▸ DIRECTION:
Isolate every line in the records below with "situations" in it.
-- BEGIN --
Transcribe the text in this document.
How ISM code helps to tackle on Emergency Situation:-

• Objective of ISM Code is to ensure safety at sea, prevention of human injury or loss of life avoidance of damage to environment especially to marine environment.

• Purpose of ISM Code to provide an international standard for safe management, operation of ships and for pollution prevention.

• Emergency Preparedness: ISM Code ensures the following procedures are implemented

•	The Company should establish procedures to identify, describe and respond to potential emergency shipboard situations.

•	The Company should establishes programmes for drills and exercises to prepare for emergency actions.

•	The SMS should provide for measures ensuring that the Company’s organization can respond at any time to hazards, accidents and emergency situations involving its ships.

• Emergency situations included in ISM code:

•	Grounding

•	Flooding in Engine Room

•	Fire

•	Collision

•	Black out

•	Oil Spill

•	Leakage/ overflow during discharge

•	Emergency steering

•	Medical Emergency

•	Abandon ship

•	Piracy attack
-- END --
▸ OUTPUT BELOW:
•	The Company should establish procedures to identify, describe and respond to potential emergency shipboard situations.
•	The SMS should provide for measures ensuring that the Company’s organization can respond at any time to hazards, accidents and emergency situations involving its ships.
• Emergency situations included in ISM code:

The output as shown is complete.